» **Provided data**:
┄┄┄┄┄┄┄┄┄┄
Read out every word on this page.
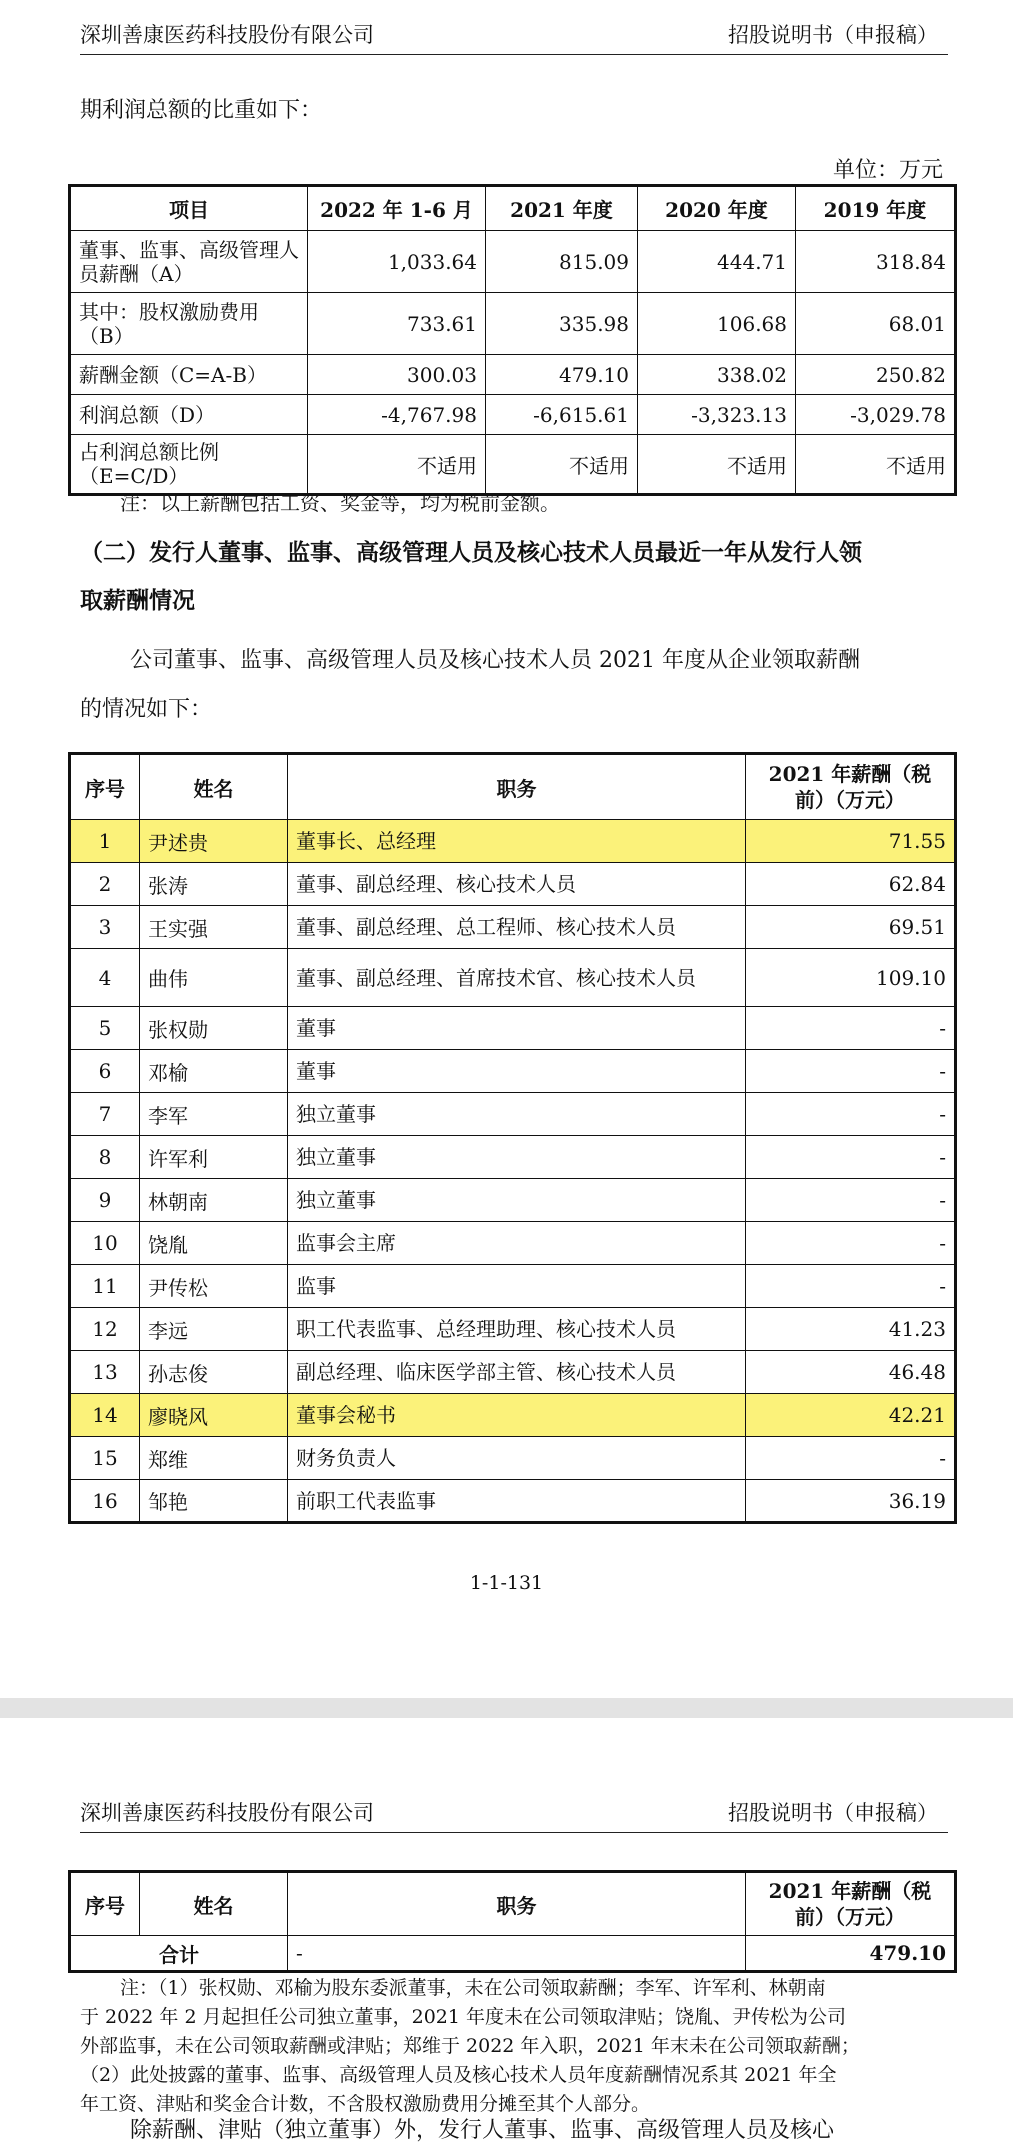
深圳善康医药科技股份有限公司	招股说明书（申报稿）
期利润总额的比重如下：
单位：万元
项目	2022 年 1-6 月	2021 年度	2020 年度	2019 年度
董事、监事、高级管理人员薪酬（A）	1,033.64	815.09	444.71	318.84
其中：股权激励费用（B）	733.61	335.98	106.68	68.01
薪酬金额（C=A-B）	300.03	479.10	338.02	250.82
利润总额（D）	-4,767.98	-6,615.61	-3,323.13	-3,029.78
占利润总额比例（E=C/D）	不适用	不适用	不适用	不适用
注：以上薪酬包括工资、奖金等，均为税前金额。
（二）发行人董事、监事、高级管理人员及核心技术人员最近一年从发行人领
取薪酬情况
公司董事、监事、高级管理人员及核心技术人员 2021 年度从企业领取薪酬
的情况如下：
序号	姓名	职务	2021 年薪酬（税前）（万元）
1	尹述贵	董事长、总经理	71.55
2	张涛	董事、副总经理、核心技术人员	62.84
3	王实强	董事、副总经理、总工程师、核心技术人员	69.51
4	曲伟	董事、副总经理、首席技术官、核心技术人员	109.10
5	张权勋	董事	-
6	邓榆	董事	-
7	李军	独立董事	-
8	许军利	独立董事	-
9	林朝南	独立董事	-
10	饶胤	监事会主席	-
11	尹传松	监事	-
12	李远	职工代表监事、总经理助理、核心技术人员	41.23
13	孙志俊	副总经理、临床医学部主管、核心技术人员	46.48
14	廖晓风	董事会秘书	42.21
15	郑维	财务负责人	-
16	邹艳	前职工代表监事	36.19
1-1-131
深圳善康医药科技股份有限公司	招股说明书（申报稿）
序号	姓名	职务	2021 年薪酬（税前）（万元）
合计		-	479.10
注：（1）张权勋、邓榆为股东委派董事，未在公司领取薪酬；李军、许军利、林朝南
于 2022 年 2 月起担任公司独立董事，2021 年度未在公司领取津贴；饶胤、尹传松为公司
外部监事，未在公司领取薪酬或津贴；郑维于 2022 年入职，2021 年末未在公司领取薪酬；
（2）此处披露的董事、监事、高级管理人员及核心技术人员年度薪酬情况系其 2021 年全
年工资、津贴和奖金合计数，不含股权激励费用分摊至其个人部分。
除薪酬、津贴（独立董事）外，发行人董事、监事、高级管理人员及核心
┄┄┄┄┄┄┄┄┄┄
» **Problem to work on**: Every line of the listing that holds "副总经理" should be found and copied.

» **Expected answer**:
2	张涛	董事、副总经理、核心技术人员	62.84
3	王实强	董事、副总经理、总工程师、核心技术人员	69.51
4	曲伟	董事、副总经理、首席技术官、核心技术人员	109.10
13	孙志俊	副总经理、临床医学部主管、核心技术人员	46.48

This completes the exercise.